Written problem:
Which lines hold the word "Elaboración"? Show each of them.
╭─ Supplied records
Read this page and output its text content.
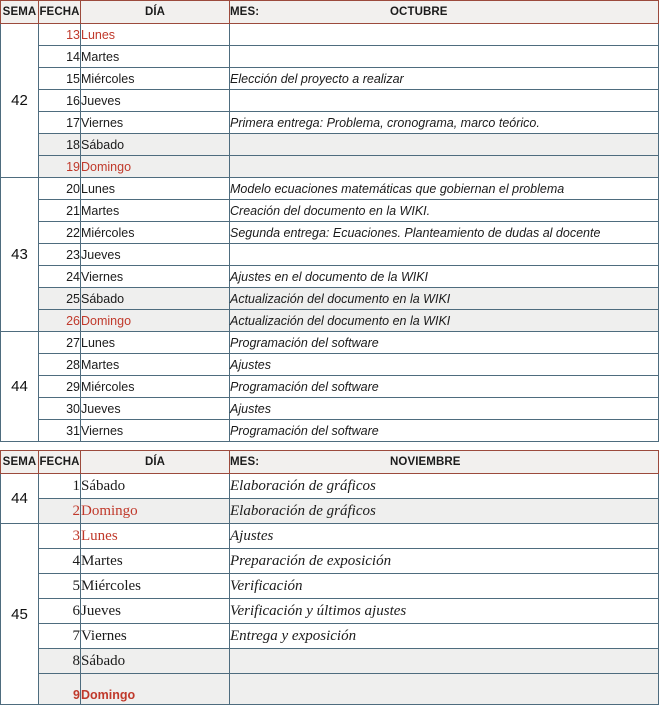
SEMA	FECHA	DÍA	MES: OCTUBRE

42	13	Lunes	
	14	Martes	
	15	Miércoles	Elección del proyecto a realizar
	16	Jueves	
	17	Viernes	Primera entrega: Problema, cronograma, marco teórico.
	18	Sábado	
	19	Domingo	
43	20	Lunes	Modelo ecuaciones matemáticas que gobiernan el problema
	21	Martes	Creación del documento en la WIKI.
	22	Miércoles	Segunda entrega: Ecuaciones. Planteamiento de dudas al docente
	23	Jueves	
	24	Viernes	Ajustes en el documento de la WIKI
	25	Sábado	Actualización del documento en la WIKI
	26	Domingo	Actualización del documento en la WIKI
44	27	Lunes	Programación del software
	28	Martes	Ajustes
	29	Miércoles	Programación del software
	30	Jueves	Ajustes
	31	Viernes	Programación del software
SEMA	FECHA	DÍA	MES: NOVIEMBRE

44	1	Sábado	Elaboración de gráficos
	2	Domingo	Elaboración de gráficos
45	3	Lunes	Ajustes
	4	Martes	Preparación de exposición
	5	Miércoles	Verificación
	6	Jueves	Verificación y últimos ajustes
	7	Viernes	Entrega y exposición
	8	Sábado	
	9	Domingo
╰─
Exercise answer:
44	1	Sábado	Elaboración de gráficos
	2	Domingo	Elaboración de gráficos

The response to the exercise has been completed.